> Dataset extract:
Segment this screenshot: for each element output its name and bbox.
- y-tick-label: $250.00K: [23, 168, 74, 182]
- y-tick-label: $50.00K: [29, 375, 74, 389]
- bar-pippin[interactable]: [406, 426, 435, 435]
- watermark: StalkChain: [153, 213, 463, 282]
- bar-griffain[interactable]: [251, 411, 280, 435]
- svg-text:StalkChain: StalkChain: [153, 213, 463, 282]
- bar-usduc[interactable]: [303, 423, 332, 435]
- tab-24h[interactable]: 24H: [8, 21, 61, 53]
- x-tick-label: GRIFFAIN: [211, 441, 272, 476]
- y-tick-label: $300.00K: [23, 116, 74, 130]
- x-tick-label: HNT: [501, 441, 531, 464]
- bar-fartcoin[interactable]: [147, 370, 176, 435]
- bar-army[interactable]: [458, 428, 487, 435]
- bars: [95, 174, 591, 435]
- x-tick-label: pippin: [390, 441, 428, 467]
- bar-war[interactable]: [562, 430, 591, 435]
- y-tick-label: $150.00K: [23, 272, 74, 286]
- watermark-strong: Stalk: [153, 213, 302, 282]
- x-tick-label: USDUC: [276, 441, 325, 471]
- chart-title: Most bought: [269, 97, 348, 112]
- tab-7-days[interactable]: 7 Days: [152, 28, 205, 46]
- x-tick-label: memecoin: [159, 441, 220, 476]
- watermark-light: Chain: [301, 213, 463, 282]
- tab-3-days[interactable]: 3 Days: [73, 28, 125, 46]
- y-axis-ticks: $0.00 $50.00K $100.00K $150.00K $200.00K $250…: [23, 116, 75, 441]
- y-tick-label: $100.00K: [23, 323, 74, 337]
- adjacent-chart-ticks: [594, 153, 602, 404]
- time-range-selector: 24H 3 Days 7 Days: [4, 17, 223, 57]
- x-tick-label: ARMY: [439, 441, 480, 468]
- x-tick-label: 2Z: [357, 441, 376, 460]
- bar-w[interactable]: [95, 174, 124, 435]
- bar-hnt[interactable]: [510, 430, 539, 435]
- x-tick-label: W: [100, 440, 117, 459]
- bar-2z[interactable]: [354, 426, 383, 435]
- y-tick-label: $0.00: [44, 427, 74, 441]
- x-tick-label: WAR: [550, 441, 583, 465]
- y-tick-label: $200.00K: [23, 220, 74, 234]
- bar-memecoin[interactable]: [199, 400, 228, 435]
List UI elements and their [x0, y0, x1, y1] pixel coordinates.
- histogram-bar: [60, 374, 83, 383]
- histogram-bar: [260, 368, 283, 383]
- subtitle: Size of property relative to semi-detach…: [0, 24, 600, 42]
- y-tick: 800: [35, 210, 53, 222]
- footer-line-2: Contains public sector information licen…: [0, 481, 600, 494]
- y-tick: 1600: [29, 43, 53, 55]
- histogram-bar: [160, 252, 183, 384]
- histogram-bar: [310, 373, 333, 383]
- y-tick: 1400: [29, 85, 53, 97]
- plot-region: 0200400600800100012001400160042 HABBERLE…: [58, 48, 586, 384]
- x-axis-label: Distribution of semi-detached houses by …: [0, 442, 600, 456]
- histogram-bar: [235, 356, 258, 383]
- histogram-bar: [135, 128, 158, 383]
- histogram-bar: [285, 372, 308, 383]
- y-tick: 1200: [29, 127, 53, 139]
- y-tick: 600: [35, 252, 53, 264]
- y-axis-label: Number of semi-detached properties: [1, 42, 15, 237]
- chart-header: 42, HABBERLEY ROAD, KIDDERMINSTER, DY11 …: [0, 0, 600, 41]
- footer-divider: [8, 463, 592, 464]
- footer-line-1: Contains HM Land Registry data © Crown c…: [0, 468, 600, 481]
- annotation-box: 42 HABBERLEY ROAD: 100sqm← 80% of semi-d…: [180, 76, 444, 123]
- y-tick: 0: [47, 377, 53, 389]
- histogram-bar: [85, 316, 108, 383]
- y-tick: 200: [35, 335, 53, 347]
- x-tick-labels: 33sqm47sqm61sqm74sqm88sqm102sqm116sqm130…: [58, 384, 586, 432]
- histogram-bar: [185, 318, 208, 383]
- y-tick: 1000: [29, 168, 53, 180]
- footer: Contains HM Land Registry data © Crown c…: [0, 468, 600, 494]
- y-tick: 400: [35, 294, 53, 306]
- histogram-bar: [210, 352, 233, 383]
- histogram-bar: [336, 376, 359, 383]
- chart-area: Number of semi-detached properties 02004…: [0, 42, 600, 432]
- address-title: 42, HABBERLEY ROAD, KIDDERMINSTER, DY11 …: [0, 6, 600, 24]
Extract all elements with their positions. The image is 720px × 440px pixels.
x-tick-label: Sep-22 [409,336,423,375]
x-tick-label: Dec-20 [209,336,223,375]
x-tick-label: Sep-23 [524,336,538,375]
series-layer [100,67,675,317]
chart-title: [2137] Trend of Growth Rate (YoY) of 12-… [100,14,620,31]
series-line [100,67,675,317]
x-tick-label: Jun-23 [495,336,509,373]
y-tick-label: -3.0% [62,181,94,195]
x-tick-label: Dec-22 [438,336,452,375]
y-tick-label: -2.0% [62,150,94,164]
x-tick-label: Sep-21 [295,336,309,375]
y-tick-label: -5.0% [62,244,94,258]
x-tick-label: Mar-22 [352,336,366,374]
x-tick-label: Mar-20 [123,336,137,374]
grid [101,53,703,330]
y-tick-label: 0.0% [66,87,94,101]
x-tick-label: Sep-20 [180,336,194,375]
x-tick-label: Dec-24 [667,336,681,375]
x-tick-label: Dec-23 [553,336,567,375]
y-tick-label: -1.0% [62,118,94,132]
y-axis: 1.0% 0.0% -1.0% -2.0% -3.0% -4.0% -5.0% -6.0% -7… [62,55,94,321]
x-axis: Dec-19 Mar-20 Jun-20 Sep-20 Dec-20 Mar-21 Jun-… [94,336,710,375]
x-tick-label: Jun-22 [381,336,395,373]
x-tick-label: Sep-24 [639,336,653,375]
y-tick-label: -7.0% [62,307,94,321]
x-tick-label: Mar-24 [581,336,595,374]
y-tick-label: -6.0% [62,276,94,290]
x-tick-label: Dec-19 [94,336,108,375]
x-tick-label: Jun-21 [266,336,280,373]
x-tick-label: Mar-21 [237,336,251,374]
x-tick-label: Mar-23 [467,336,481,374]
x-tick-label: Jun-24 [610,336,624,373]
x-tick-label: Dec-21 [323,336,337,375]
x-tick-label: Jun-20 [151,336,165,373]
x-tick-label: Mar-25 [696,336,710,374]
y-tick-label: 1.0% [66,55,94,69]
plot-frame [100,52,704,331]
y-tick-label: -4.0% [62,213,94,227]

> Instructions for the task:
Reproduce the entire listing above verbatim, keeping every line and its original order.

> Solution to this problem:
Segment this screenshot: for each element output its name and bbox.
- y-tick-label: $250.00K: [23, 168, 74, 182]
- y-tick-label: $50.00K: [29, 375, 74, 389]
- bar-pippin[interactable]: [406, 426, 435, 435]
- watermark: StalkChain: [153, 213, 463, 282]
- bar-griffain[interactable]: [251, 411, 280, 435]
- svg-text:StalkChain: StalkChain: [153, 213, 463, 282]
- bar-usduc[interactable]: [303, 423, 332, 435]
- tab-24h[interactable]: 24H: [8, 21, 61, 53]
- x-tick-label: GRIFFAIN: [211, 441, 272, 476]
- y-tick-label: $300.00K: [23, 116, 74, 130]
- x-tick-label: HNT: [501, 441, 531, 464]
- bar-fartcoin[interactable]: [147, 370, 176, 435]
- bar-army[interactable]: [458, 428, 487, 435]
- bars: [95, 174, 591, 435]
- x-tick-label: pippin: [390, 441, 428, 467]
- bar-war[interactable]: [562, 430, 591, 435]
- y-tick-label: $150.00K: [23, 272, 74, 286]
- watermark-strong: Stalk: [153, 213, 302, 282]
- x-tick-label: USDUC: [276, 441, 325, 471]
- chart-title: Most bought: [269, 97, 348, 112]
- tab-7-days[interactable]: 7 Days: [152, 28, 205, 46]
- x-tick-label: memecoin: [159, 441, 220, 476]
- watermark-light: Chain: [301, 213, 463, 282]
- tab-3-days[interactable]: 3 Days: [73, 28, 125, 46]
- y-axis-ticks: $0.00 $50.00K $100.00K $150.00K $200.00K $250…: [23, 116, 75, 441]
- y-tick-label: $100.00K: [23, 323, 74, 337]
- adjacent-chart-ticks: [594, 153, 602, 404]
- time-range-selector: 24H 3 Days 7 Days: [4, 17, 223, 57]
- x-tick-label: ARMY: [439, 441, 480, 468]
- x-tick-label: 2Z: [357, 441, 376, 460]
- bar-w[interactable]: [95, 174, 124, 435]
- bar-hnt[interactable]: [510, 430, 539, 435]
- x-tick-label: W: [100, 440, 117, 459]
- bar-2z[interactable]: [354, 426, 383, 435]
- y-tick-label: $0.00: [44, 427, 74, 441]
- x-tick-label: WAR: [550, 441, 583, 465]
- y-tick-label: $200.00K: [23, 220, 74, 234]
- bar-memecoin[interactable]: [199, 400, 228, 435]
List UI elements and their [x0, y0, x1, y1] pixel coordinates.
- histogram-bar: [60, 374, 83, 383]
- histogram-bar: [260, 368, 283, 383]
- subtitle: Size of property relative to semi-detach…: [0, 24, 600, 42]
- y-tick: 800: [35, 210, 53, 222]
- footer-line-2: Contains public sector information licen…: [0, 481, 600, 494]
- y-tick: 1600: [29, 43, 53, 55]
- histogram-bar: [160, 252, 183, 384]
- histogram-bar: [310, 373, 333, 383]
- y-tick: 1400: [29, 85, 53, 97]
- plot-region: 0200400600800100012001400160042 HABBERLE…: [58, 48, 586, 384]
- x-axis-label: Distribution of semi-detached houses by …: [0, 442, 600, 456]
- histogram-bar: [235, 356, 258, 383]
- histogram-bar: [135, 128, 158, 383]
- histogram-bar: [285, 372, 308, 383]
- y-tick: 1200: [29, 127, 53, 139]
- y-tick: 600: [35, 252, 53, 264]
- y-axis-label: Number of semi-detached properties: [1, 42, 15, 237]
- chart-header: 42, HABBERLEY ROAD, KIDDERMINSTER, DY11 …: [0, 0, 600, 41]
- footer-divider: [8, 463, 592, 464]
- footer-line-1: Contains HM Land Registry data © Crown c…: [0, 468, 600, 481]
- annotation-box: 42 HABBERLEY ROAD: 100sqm← 80% of semi-d…: [180, 76, 444, 123]
- y-tick: 0: [47, 377, 53, 389]
- histogram-bar: [85, 316, 108, 383]
- y-tick: 200: [35, 335, 53, 347]
- x-tick-labels: 33sqm47sqm61sqm74sqm88sqm102sqm116sqm130…: [58, 384, 586, 432]
- histogram-bar: [185, 318, 208, 383]
- y-tick: 1000: [29, 168, 53, 180]
- footer: Contains HM Land Registry data © Crown c…: [0, 468, 600, 494]
- y-tick: 400: [35, 294, 53, 306]
- histogram-bar: [210, 352, 233, 383]
- histogram-bar: [336, 376, 359, 383]
- chart-area: Number of semi-detached properties 02004…: [0, 42, 600, 432]
- address-title: 42, HABBERLEY ROAD, KIDDERMINSTER, DY11 …: [0, 6, 600, 24]
Extract all elements with their positions. The image is 720px × 440px pixels.
x-tick-label: Sep-22 [409,336,423,375]
x-tick-label: Dec-20 [209,336,223,375]
x-tick-label: Sep-23 [524,336,538,375]
series-layer [100,67,675,317]
chart-title: [2137] Trend of Growth Rate (YoY) of 12-… [100,14,620,31]
series-line [100,67,675,317]
x-tick-label: Jun-23 [495,336,509,373]
y-tick-label: -3.0% [62,181,94,195]
x-tick-label: Dec-22 [438,336,452,375]
y-tick-label: -2.0% [62,150,94,164]
x-tick-label: Sep-21 [295,336,309,375]
y-tick-label: -5.0% [62,244,94,258]
x-tick-label: Mar-22 [352,336,366,374]
x-tick-label: Mar-20 [123,336,137,374]
grid [101,53,703,330]
y-tick-label: 0.0% [66,87,94,101]
x-tick-label: Sep-20 [180,336,194,375]
x-tick-label: Dec-24 [667,336,681,375]
x-tick-label: Dec-23 [553,336,567,375]
y-tick-label: -1.0% [62,118,94,132]
y-axis: 1.0% 0.0% -1.0% -2.0% -3.0% -4.0% -5.0% -6.0% -7… [62,55,94,321]
x-axis: Dec-19 Mar-20 Jun-20 Sep-20 Dec-20 Mar-21 Jun-… [94,336,710,375]
x-tick-label: Jun-22 [381,336,395,373]
x-tick-label: Sep-24 [639,336,653,375]
y-tick-label: -7.0% [62,307,94,321]
x-tick-label: Mar-24 [581,336,595,374]
y-tick-label: -6.0% [62,276,94,290]
x-tick-label: Dec-19 [94,336,108,375]
x-tick-label: Jun-21 [266,336,280,373]
x-tick-label: Mar-21 [237,336,251,374]
x-tick-label: Mar-23 [467,336,481,374]
x-tick-label: Jun-24 [610,336,624,373]
x-tick-label: Dec-21 [323,336,337,375]
x-tick-label: Jun-20 [151,336,165,373]
x-tick-label: Mar-25 [696,336,710,374]
y-tick-label: 1.0% [66,55,94,69]
plot-frame [100,52,704,331]
y-tick-label: -4.0% [62,213,94,227]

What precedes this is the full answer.